### Text shown
▼▼▼

Duke University Press, 1999
It is commonly assumed that the United States and Latin America, culturally so different, move artistically to very different rhythms. Also common is the assumption that, with rare exception, the literary figures on one side of the global North/South divide have had little interest in the work of their counterparts. With Mutual Impressions Ilan Stavans dispels these notions by showing how solid the bridges between writers and across borders have been, at least since the early days of this century, and how crucial they are likely to become as we enter the next millennium.
Divided into symmetrical halves—South reading North and North reading South—the book presents essays by leading novelists, poets, and other writers that focus on the work of another literary figure from across the divide. Borges, for example, finds in Hawthorne the perfect precursor to his own interest in allegories; Katherine Anne Porter examines José Joaquín Fernández de Lizardi as a rascal whose picaresque views of life in The Itching Parrot served to launch the Latin American novel; Cortázar’s study of the plots and style of Poe shows an affinity that left an indelible mark on the Argentine’s short fiction; Susan Sontag views Machado de Assis as the ultimate mirror, a proto–postmodernist.

▲▲▲

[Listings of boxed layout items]

▼▼▼

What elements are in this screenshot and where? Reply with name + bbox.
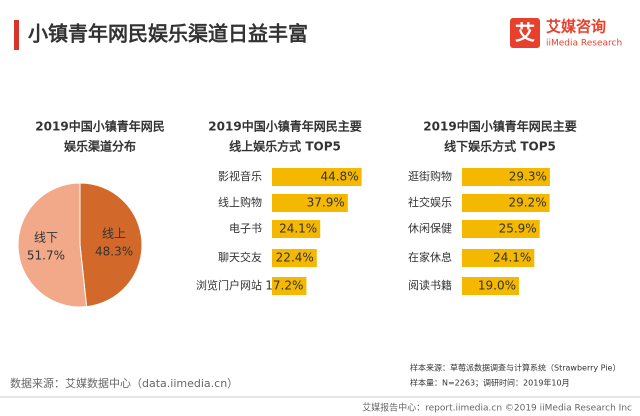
- chart-title: 2019中国小镇青年网民主要: [208, 119, 361, 134]
- title-accent: [14, 20, 19, 50]
- chart-title: 娱乐渠道分布: [64, 139, 136, 154]
- bar: [272, 168, 362, 186]
- slice-label: 线上: [102, 227, 126, 241]
- category-label: 影视音乐: [218, 169, 262, 183]
- value-label: 29.3%: [509, 170, 547, 184]
- footer: 艾媒报告中心：report.iimedia.cn ©2019 iiMedia R…: [362, 402, 632, 414]
- bar: [462, 194, 550, 212]
- bar: [272, 277, 307, 295]
- pie-slice: [17, 182, 88, 308]
- slice-value: 51.7%: [27, 248, 65, 262]
- value-label: 24.1%: [493, 251, 531, 265]
- bar: [462, 277, 519, 295]
- value-label: 37.9%: [307, 196, 345, 210]
- bar: [272, 194, 348, 212]
- category-label: 线上购物: [218, 195, 262, 209]
- bar: [272, 249, 317, 267]
- slice-label: 线下: [34, 230, 58, 244]
- category-label: 聊天交友: [218, 250, 262, 264]
- value-label: 22.4%: [276, 251, 314, 265]
- logo-name: 艾媒咨询: [546, 18, 606, 36]
- logo-box: [510, 18, 540, 48]
- category-label: 电子书: [229, 222, 262, 235]
- logo-mark: 艾: [515, 21, 535, 45]
- source: 数据来源：艾媒数据中心（data.iimedia.cn）: [10, 376, 238, 390]
- note: 样本来源：草莓派数据调查与计算系统（Strawberry Pie）: [410, 363, 620, 373]
- page-title: 小镇青年网民娱乐渠道日益丰富: [28, 22, 308, 46]
- category-label: 休闲保健: [408, 221, 452, 235]
- value-label: 44.8%: [320, 170, 358, 184]
- value-label: 29.2%: [508, 196, 546, 210]
- logo-sub: iiMedia Research: [546, 39, 622, 49]
- chart-title: 2019中国小镇青年网民主要: [423, 119, 576, 134]
- category-label: 社交娱乐: [408, 195, 452, 209]
- bar: [272, 220, 321, 238]
- pie-slice: [79, 182, 143, 308]
- value-label: 25.9%: [499, 222, 537, 236]
- note: 样本量：N=2263；调研时间：2019年10月: [410, 378, 570, 388]
- bar: [462, 220, 540, 238]
- slice-value: 48.3%: [95, 245, 133, 259]
- value-label: 19.0%: [478, 279, 516, 293]
- category-label: 逛街购物: [408, 169, 452, 183]
- chart-title: 线下娱乐方式 TOP5: [444, 139, 556, 154]
- category-label: 浏览门户网站: [196, 278, 262, 292]
- bar: [462, 168, 550, 186]
- chart-title: 线上娱乐方式 TOP5: [229, 139, 341, 154]
- category-label: 在家休息: [408, 250, 452, 264]
- bar: [462, 249, 535, 267]
- value-label: 24.1%: [279, 222, 317, 236]
- category-label: 阅读书籍: [408, 278, 452, 292]
- value-label: 17.2%: [265, 279, 303, 293]
- chart-title: 2019中国小镇青年网民: [35, 119, 164, 134]
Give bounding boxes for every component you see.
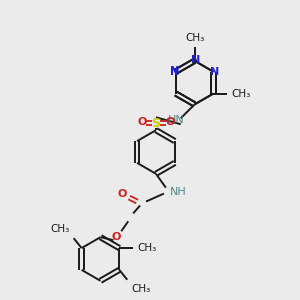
Text: O: O [118, 189, 127, 199]
Text: O: O [165, 117, 175, 127]
Text: N: N [170, 67, 179, 77]
Text: CH₃: CH₃ [185, 33, 204, 43]
Text: S: S [152, 117, 160, 130]
Text: HN: HN [168, 115, 185, 125]
Text: CH₃: CH₃ [137, 243, 156, 253]
Text: N: N [170, 66, 179, 76]
Text: O: O [112, 232, 121, 242]
Text: N: N [191, 55, 200, 65]
Text: O: O [137, 117, 147, 127]
Text: N: N [210, 67, 219, 77]
Text: NH: NH [170, 187, 187, 196]
Text: CH₃: CH₃ [50, 224, 70, 234]
Text: CH₃: CH₃ [131, 284, 151, 294]
Text: CH₃: CH₃ [231, 88, 250, 98]
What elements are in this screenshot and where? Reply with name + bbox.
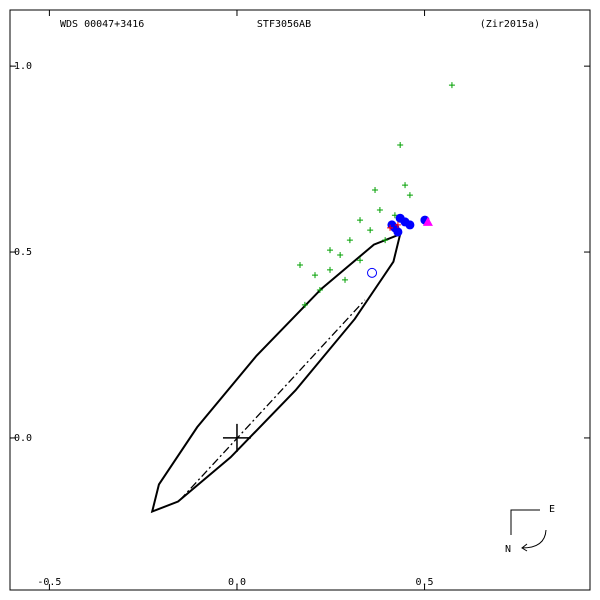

▲▲▲

### Your tasks
1. Print everything in the book description from "Divided into symmetrical" down to "mirror, a proto–postmodernist." with no changes.
2. From the records, output everything from the line containing "Text: O: O [118, 189, 127, 199]" down to the line containing "Text: O: O [112, 232, 121, 242]", keeping each line unchanged.
The records are unrelated to the text.

### Task responses
1.
Divided into symmetrical halves—South reading North and North reading South—the book presents essays by leading novelists, poets, and other writers that focus on the work of another literary figure from across the divide. Borges, for example, finds in Hawthorne the perfect precursor to his own interest in allegories; Katherine Anne Porter examines José Joaquín Fernández de Lizardi as a rascal whose picaresque views of life in The Itching Parrot served to launch the Latin American novel; Cortázar’s study of the plots and style of Poe shows an affinity that left an indelible mark on the Argentine’s short fiction; Susan Sontag views Machado de Assis as the ultimate mirror, a proto–postmodernist.

2.
Text: O: O [118, 189, 127, 199]
Text: O: O [165, 117, 175, 127]
Text: N: N [170, 67, 179, 77]
Text: CH₃: CH₃ [185, 33, 204, 43]
Text: S: S [152, 117, 160, 130]
Text: HN: HN [168, 115, 185, 125]
Text: CH₃: CH₃ [137, 243, 156, 253]
Text: N: N [170, 66, 179, 76]
Text: O: O [112, 232, 121, 242]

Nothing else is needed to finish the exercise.